### To be done
From the entries below, list each line with "delivered".

### Records to use
______________________________

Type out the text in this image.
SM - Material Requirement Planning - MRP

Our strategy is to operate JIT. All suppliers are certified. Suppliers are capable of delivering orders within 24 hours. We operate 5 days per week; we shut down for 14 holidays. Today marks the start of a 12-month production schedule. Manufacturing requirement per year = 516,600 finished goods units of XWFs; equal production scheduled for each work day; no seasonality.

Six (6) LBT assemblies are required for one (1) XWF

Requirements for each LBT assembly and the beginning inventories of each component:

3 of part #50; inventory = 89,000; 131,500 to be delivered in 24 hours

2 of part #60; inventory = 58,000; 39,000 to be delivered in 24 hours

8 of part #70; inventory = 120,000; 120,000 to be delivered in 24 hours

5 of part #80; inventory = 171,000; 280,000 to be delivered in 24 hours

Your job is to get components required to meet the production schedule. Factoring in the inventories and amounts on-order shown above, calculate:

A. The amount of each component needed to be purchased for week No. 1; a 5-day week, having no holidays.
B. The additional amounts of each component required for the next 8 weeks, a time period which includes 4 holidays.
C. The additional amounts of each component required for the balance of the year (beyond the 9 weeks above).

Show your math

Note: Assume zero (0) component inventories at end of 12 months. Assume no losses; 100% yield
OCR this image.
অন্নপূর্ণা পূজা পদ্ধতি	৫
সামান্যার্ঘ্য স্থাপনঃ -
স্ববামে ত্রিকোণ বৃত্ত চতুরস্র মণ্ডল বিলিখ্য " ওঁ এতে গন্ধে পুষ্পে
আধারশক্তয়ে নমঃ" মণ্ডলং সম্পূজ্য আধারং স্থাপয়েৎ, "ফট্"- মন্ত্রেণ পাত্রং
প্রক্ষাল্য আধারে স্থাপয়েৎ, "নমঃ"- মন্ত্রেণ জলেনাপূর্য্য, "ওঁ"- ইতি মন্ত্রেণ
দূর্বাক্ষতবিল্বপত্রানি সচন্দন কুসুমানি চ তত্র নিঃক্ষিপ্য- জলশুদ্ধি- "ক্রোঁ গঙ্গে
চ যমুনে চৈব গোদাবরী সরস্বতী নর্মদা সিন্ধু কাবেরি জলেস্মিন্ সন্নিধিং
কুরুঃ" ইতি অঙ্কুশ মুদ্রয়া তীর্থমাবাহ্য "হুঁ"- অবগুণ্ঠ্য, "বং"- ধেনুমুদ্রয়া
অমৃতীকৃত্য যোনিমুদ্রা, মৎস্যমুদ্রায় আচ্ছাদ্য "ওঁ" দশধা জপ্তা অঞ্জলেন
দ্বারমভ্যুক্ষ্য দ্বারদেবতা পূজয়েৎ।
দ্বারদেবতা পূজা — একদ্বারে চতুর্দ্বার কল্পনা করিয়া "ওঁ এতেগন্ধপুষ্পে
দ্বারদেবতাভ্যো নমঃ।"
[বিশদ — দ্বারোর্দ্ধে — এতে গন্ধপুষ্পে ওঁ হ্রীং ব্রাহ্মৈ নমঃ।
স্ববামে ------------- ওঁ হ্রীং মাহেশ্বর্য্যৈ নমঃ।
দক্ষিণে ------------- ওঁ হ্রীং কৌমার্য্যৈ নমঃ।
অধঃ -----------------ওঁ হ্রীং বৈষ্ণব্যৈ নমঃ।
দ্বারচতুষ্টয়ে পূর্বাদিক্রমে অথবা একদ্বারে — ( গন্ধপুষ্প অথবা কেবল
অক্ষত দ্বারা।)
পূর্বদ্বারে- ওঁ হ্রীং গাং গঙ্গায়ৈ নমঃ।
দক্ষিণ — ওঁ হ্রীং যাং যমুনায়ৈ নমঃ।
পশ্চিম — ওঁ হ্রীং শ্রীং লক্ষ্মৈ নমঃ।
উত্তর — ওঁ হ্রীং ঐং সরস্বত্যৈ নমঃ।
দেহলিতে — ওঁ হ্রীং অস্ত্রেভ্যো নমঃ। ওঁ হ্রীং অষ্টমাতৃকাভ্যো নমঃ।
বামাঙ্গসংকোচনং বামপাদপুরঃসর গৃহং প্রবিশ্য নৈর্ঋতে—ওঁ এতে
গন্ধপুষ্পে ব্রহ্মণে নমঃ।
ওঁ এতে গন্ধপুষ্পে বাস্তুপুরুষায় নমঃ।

______________________________

### Task solution
3 of part #50; inventory = 89,000; 131,500 to be delivered in 24 hours
2 of part #60; inventory = 58,000; 39,000 to be delivered in 24 hours
8 of part #70; inventory = 120,000; 120,000 to be delivered in 24 hours
5 of part #80; inventory = 171,000; 280,000 to be delivered in 24 hours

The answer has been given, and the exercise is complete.